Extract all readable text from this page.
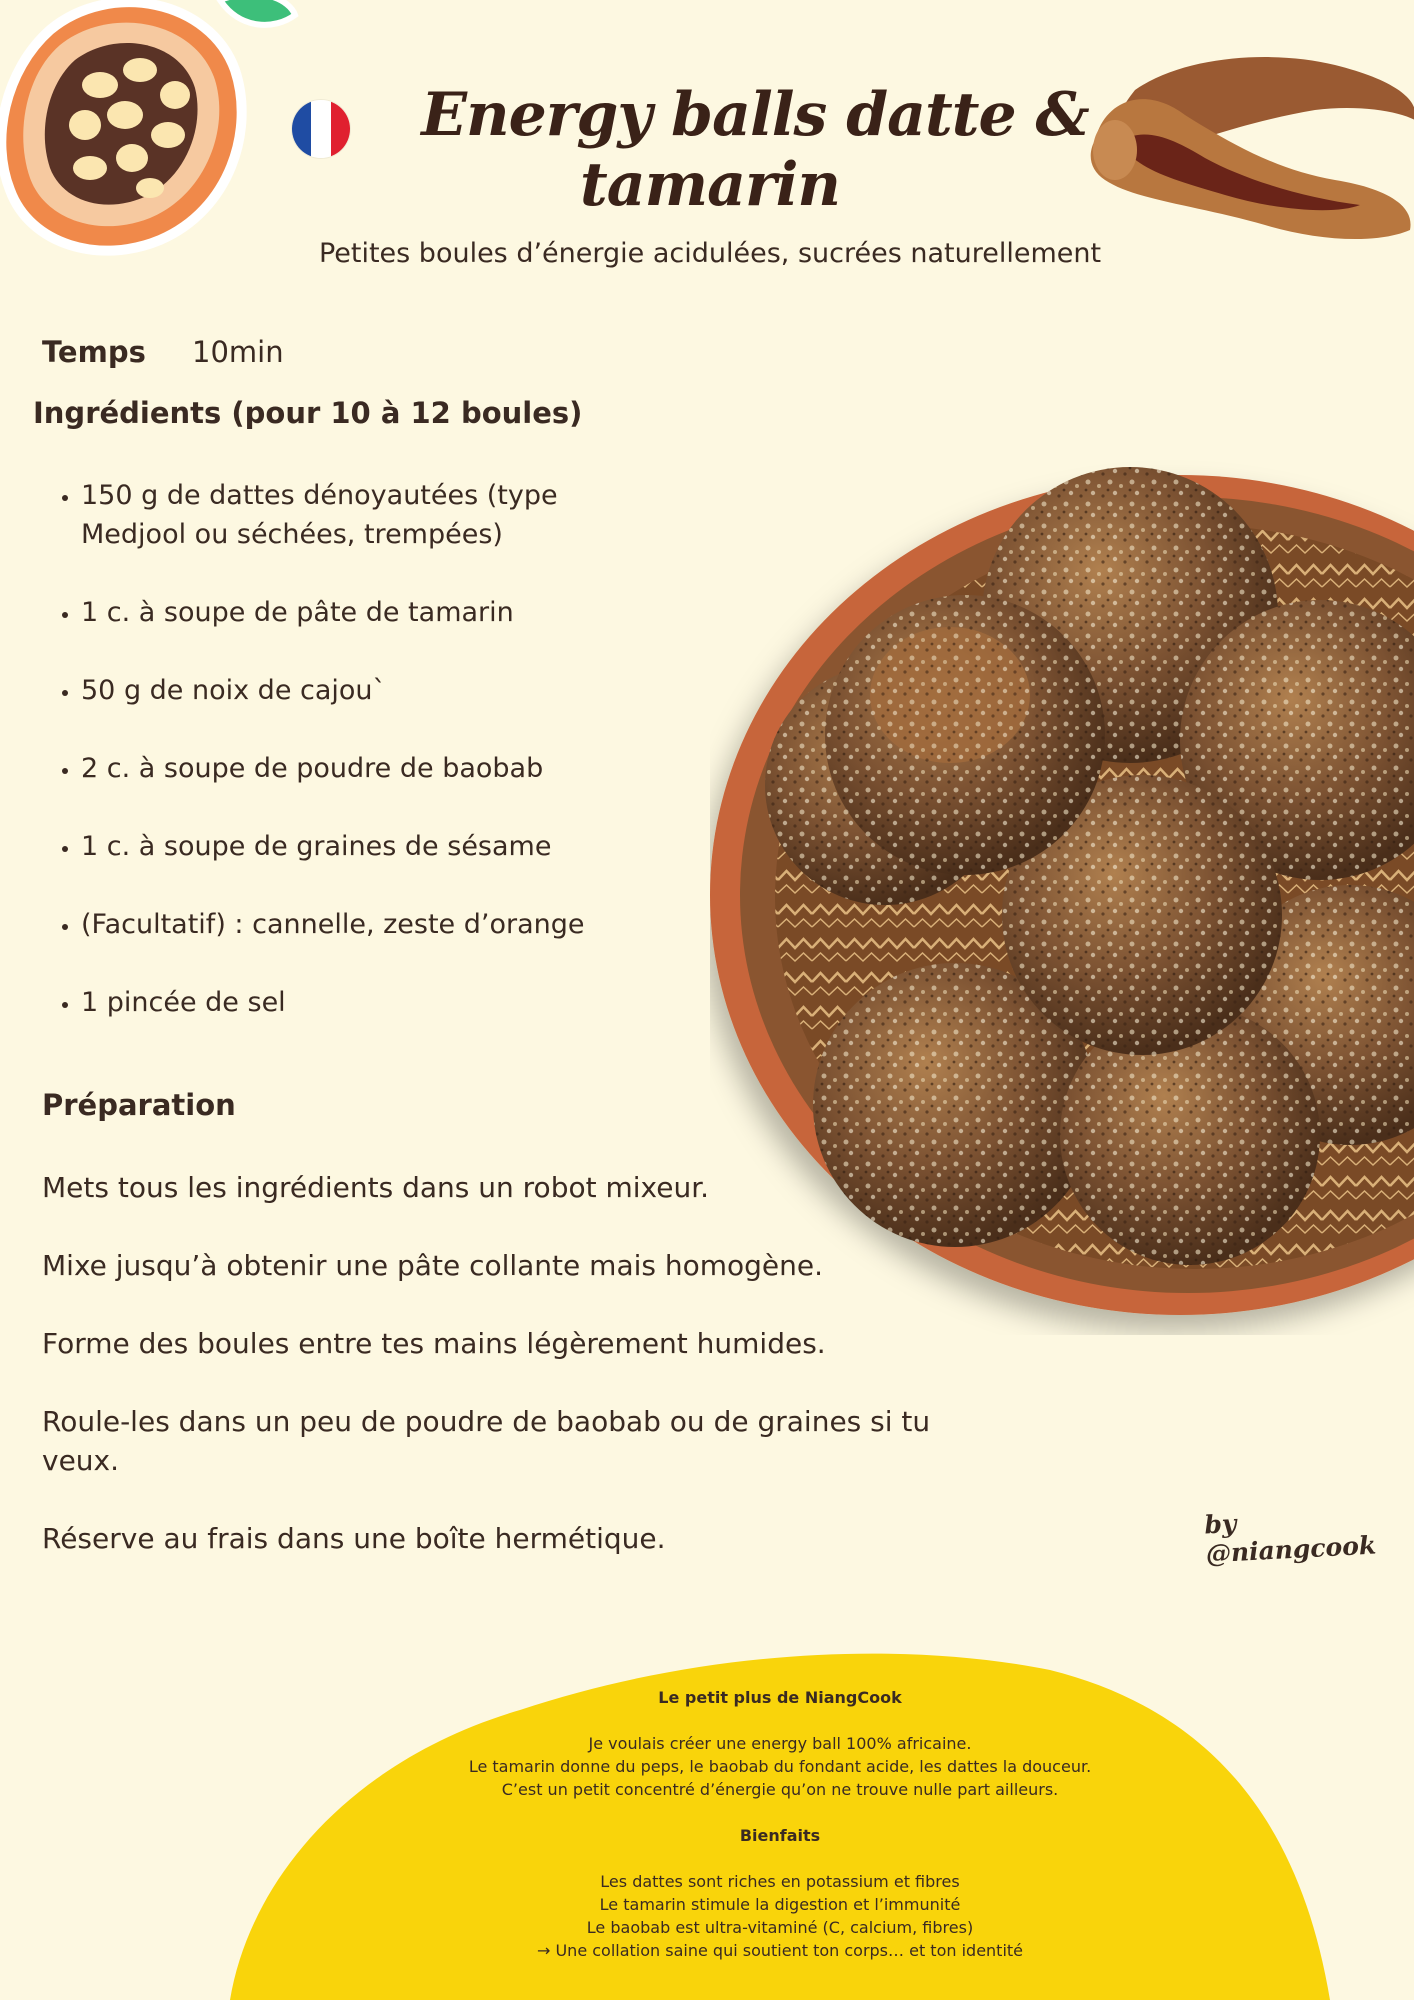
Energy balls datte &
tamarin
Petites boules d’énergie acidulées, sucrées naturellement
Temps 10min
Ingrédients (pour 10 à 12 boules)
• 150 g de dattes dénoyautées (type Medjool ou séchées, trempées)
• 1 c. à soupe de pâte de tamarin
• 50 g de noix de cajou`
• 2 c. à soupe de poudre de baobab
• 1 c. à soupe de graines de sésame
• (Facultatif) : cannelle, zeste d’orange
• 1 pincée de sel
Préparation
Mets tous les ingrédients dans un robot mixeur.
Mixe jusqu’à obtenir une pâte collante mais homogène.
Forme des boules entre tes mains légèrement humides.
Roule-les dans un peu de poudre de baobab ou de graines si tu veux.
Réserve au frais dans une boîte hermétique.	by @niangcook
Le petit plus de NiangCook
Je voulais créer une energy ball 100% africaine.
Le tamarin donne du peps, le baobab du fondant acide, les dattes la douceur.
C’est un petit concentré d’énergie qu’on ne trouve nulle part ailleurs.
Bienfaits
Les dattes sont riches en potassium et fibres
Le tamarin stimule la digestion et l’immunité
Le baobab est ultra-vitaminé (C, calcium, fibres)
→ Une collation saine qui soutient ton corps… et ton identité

··········

Transcribe the records above exactly as they appear, leaving out any pictures.

→ WRITTEN SOLUTION:
Extract all readable text from this page.
Energy balls datte &
tamarin
Petites boules d’énergie acidulées, sucrées naturellement
Temps 10min
Ingrédients (pour 10 à 12 boules)
• 150 g de dattes dénoyautées (type Medjool ou séchées, trempées)
• 1 c. à soupe de pâte de tamarin
• 50 g de noix de cajou`
• 2 c. à soupe de poudre de baobab
• 1 c. à soupe de graines de sésame
• (Facultatif) : cannelle, zeste d’orange
• 1 pincée de sel
Préparation
Mets tous les ingrédients dans un robot mixeur.
Mixe jusqu’à obtenir une pâte collante mais homogène.
Forme des boules entre tes mains légèrement humides.
Roule-les dans un peu de poudre de baobab ou de graines si tu veux.
Réserve au frais dans une boîte hermétique.	by @niangcook
Le petit plus de NiangCook
Je voulais créer une energy ball 100% africaine.
Le tamarin donne du peps, le baobab du fondant acide, les dattes la douceur.
C’est un petit concentré d’énergie qu’on ne trouve nulle part ailleurs.
Bienfaits
Les dattes sont riches en potassium et fibres
Le tamarin stimule la digestion et l’immunité
Le baobab est ultra-vitaminé (C, calcium, fibres)
→ Une collation saine qui soutient ton corps… et ton identité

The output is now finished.